____ EXTRACTED RECORDS
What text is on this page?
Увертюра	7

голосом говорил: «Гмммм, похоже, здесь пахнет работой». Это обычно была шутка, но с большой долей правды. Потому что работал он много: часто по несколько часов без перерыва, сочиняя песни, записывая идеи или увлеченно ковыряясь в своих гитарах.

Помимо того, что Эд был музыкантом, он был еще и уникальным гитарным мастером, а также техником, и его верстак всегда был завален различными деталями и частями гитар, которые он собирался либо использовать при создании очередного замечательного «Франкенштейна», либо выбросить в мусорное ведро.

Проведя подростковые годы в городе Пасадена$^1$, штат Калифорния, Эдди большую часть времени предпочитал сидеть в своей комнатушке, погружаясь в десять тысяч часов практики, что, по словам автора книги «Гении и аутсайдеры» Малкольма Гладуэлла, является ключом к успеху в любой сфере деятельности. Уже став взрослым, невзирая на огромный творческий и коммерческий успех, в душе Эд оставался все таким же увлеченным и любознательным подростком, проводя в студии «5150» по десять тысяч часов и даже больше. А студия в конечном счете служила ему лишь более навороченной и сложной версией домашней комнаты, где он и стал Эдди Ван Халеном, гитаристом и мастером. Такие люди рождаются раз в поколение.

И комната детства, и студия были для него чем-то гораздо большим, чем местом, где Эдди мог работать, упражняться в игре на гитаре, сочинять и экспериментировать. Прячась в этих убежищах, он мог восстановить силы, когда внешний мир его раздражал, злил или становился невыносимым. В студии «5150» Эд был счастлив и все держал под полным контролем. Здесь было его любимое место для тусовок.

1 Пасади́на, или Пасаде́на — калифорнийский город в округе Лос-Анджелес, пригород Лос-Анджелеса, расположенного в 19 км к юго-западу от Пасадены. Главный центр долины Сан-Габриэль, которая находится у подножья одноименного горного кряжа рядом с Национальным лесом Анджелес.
________
____ EXTRACTED RECORDS
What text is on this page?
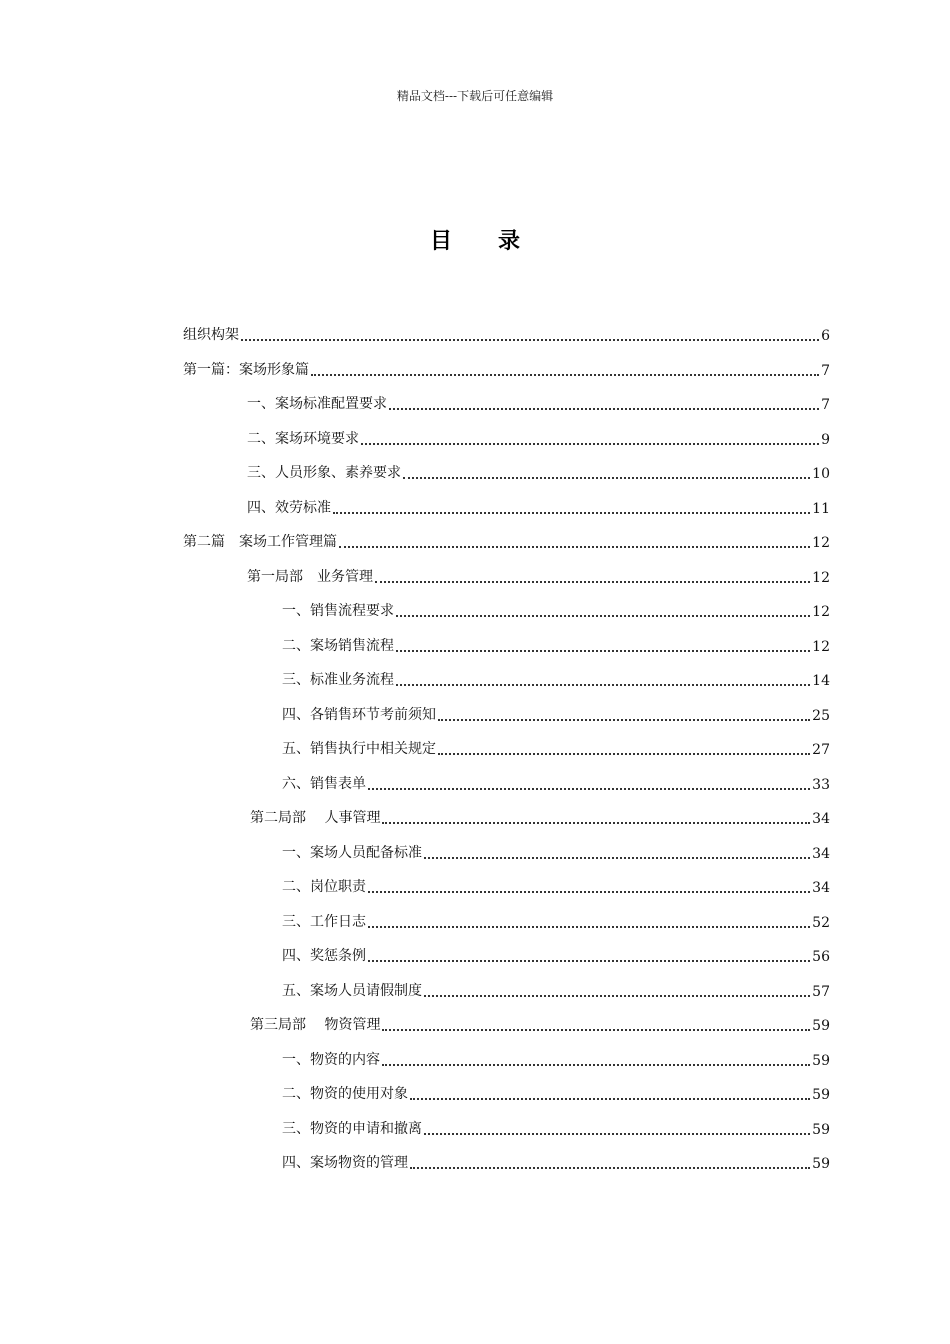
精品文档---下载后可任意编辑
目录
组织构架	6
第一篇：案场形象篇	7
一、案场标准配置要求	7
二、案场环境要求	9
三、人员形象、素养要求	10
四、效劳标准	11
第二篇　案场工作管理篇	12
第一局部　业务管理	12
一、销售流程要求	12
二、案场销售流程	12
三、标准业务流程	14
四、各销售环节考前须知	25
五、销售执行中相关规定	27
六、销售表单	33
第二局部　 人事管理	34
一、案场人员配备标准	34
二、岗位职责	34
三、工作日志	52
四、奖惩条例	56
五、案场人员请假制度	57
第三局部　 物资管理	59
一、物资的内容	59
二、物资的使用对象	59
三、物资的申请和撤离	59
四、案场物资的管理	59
________
WHAT YOU SHOULD DO: In the entries above, count every line containing the word "мастером". Write only the total.

SOLUTION FOR THIS TASK: 2